Lines containing "Gust" are to be counted. Give the number and nothing more.

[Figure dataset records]
******
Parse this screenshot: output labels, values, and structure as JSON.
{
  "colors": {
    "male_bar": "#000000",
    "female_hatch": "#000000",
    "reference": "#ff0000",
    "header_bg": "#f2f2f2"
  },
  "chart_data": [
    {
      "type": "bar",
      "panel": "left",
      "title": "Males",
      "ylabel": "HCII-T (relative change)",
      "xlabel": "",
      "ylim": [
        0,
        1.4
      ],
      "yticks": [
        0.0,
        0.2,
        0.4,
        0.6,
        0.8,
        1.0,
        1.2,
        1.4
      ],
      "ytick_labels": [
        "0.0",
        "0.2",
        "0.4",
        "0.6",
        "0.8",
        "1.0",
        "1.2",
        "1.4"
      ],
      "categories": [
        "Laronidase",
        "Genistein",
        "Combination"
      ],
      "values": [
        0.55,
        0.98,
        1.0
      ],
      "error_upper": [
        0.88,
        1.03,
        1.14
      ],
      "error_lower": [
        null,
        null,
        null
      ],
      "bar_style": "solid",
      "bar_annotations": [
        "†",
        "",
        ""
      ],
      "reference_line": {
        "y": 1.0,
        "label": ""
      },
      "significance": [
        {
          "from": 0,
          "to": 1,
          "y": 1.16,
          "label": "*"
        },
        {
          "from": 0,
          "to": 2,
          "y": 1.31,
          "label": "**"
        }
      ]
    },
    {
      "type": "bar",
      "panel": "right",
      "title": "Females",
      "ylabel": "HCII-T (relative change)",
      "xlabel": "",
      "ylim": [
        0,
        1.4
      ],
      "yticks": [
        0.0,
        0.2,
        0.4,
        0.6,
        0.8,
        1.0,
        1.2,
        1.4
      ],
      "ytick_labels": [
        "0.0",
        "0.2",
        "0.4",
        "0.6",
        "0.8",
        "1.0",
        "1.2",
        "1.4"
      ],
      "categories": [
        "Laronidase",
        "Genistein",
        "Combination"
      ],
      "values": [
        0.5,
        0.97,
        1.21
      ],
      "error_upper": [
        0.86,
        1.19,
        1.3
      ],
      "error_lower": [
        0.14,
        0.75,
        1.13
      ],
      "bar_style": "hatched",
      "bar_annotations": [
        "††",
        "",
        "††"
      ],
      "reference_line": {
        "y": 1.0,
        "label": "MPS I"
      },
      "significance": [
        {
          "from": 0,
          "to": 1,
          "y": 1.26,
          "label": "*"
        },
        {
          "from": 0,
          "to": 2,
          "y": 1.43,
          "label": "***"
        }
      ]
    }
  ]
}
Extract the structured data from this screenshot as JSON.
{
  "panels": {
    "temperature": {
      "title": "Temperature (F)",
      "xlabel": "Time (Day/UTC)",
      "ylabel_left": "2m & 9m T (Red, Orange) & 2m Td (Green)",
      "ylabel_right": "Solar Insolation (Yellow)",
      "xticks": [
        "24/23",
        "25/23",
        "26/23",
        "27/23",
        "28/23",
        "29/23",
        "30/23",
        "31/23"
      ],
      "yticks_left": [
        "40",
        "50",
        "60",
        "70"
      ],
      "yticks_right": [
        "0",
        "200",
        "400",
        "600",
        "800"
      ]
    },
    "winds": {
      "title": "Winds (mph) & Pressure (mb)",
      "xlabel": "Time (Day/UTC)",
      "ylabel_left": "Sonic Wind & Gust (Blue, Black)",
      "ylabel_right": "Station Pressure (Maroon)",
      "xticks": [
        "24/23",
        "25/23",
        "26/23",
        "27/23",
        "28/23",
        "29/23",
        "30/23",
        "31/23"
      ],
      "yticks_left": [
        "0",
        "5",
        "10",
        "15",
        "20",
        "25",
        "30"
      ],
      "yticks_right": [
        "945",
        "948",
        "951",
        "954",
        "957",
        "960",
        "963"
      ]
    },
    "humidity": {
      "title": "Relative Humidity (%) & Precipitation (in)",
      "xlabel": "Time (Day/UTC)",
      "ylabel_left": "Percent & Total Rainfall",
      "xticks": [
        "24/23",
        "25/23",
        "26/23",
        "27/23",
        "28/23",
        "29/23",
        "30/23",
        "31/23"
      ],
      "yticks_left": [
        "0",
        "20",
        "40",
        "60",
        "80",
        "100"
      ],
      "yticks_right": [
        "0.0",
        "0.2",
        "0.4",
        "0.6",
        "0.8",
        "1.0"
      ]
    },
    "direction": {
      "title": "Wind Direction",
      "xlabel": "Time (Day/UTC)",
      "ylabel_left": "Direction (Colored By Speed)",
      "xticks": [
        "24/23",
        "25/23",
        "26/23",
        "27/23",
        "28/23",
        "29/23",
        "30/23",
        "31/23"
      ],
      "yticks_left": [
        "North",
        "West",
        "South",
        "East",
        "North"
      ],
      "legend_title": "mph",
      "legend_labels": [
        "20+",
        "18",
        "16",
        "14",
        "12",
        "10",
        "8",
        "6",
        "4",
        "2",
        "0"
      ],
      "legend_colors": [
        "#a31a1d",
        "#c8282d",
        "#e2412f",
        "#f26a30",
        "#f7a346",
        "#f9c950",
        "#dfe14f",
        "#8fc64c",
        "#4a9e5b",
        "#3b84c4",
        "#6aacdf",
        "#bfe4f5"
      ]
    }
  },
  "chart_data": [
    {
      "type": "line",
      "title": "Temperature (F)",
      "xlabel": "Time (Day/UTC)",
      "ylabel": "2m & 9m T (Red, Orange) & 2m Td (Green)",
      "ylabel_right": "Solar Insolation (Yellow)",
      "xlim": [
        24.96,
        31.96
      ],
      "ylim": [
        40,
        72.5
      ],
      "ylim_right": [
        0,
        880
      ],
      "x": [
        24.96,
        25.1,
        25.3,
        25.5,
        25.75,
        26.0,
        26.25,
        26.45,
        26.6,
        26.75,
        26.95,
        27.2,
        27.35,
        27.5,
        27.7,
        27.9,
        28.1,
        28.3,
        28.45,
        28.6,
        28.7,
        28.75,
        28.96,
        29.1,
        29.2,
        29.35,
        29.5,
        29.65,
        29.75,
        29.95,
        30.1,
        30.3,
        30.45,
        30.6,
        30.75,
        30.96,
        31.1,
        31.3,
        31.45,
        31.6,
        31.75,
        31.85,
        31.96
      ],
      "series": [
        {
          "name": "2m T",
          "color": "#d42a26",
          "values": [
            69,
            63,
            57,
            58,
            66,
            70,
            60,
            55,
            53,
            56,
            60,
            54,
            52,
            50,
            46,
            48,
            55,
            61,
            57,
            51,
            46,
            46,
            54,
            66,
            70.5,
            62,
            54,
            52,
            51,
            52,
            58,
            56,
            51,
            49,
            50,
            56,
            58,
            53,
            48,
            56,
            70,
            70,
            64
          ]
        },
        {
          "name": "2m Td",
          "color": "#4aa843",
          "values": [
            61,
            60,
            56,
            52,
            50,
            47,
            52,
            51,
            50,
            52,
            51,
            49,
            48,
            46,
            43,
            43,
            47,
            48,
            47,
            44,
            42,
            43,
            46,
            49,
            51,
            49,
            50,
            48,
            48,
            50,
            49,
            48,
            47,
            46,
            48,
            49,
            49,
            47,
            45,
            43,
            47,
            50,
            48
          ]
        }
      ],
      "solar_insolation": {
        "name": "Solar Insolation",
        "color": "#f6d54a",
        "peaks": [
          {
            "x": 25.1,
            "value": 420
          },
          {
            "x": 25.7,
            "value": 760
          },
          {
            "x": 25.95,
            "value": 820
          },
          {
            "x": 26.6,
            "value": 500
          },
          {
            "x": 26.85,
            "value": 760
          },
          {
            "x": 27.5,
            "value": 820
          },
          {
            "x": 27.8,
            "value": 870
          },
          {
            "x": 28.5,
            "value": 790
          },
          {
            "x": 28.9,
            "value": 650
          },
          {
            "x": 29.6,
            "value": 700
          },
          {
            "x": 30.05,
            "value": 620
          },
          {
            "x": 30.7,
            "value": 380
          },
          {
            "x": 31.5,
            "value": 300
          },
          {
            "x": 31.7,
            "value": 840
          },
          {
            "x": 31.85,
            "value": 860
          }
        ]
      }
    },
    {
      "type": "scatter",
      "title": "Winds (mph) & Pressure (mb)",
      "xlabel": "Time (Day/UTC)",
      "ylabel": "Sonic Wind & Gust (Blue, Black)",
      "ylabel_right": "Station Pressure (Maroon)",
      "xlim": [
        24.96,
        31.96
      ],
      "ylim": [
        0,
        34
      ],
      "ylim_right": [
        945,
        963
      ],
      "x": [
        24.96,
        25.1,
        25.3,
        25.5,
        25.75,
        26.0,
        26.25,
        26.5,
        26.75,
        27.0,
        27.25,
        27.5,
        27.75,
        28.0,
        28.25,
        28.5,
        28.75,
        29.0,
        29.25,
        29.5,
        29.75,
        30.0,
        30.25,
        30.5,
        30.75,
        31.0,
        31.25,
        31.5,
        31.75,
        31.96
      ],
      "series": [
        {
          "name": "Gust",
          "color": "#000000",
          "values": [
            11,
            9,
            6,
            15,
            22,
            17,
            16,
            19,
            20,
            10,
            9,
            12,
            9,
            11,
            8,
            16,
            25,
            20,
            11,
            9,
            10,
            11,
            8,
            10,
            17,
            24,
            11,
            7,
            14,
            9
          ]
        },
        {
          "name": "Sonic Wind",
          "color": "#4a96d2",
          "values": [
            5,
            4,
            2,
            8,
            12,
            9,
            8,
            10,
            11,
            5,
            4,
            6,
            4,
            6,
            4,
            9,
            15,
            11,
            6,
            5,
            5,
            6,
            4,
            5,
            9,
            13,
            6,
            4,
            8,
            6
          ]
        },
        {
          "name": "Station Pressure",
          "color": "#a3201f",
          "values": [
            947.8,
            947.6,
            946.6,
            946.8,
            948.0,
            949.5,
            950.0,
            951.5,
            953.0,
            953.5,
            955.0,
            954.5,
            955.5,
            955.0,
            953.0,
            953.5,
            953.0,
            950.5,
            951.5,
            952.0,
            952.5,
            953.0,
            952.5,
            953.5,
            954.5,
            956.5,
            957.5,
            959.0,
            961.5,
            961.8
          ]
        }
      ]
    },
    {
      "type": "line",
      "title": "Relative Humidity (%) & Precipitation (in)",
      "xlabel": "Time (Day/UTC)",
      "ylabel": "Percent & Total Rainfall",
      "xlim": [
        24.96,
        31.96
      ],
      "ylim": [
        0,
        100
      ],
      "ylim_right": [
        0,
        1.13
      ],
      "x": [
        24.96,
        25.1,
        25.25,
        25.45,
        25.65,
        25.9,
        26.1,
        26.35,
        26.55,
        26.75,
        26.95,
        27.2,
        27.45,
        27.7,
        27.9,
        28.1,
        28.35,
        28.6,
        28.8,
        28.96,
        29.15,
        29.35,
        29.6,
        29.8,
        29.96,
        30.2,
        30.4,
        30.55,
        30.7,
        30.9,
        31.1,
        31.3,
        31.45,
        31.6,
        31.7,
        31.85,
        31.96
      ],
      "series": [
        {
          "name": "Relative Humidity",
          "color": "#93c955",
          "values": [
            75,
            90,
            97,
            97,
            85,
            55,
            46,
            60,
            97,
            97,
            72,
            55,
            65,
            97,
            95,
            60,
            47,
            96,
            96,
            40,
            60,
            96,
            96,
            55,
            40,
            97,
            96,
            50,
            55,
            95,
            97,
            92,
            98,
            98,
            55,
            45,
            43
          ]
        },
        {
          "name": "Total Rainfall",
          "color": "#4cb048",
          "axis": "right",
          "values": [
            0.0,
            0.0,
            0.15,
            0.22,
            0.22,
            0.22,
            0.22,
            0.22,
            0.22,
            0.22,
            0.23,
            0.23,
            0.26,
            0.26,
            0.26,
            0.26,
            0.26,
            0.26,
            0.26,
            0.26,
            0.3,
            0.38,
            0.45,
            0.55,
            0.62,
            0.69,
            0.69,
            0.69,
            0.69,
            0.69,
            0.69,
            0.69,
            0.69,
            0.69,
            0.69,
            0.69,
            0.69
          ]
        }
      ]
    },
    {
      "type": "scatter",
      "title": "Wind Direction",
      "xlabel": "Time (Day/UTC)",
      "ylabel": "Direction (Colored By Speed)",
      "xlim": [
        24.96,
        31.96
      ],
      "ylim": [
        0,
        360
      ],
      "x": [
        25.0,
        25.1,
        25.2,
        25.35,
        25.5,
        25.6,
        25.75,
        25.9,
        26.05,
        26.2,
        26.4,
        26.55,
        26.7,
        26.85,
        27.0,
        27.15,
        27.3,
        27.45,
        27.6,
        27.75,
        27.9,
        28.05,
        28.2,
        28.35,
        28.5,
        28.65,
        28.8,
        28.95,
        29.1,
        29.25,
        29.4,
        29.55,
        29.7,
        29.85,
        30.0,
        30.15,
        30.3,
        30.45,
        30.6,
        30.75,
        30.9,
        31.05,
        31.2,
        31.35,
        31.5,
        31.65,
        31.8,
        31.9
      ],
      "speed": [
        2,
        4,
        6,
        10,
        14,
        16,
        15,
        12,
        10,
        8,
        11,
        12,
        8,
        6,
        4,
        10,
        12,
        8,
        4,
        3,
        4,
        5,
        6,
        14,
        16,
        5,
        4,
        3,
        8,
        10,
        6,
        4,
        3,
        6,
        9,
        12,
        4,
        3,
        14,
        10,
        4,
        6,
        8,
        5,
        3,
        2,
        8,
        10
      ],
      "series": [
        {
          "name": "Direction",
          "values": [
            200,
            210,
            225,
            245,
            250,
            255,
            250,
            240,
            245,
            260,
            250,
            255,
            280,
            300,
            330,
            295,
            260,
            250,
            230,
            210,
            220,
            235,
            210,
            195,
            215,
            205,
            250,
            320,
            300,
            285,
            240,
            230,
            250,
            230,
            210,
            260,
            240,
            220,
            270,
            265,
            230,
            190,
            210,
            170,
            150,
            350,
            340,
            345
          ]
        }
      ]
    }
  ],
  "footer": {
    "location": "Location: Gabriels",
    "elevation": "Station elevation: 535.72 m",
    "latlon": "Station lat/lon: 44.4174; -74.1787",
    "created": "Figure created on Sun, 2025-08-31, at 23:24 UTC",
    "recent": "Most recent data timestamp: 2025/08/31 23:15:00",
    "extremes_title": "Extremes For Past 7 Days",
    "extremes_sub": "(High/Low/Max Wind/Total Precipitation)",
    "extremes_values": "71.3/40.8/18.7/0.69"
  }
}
******
Finished task => 3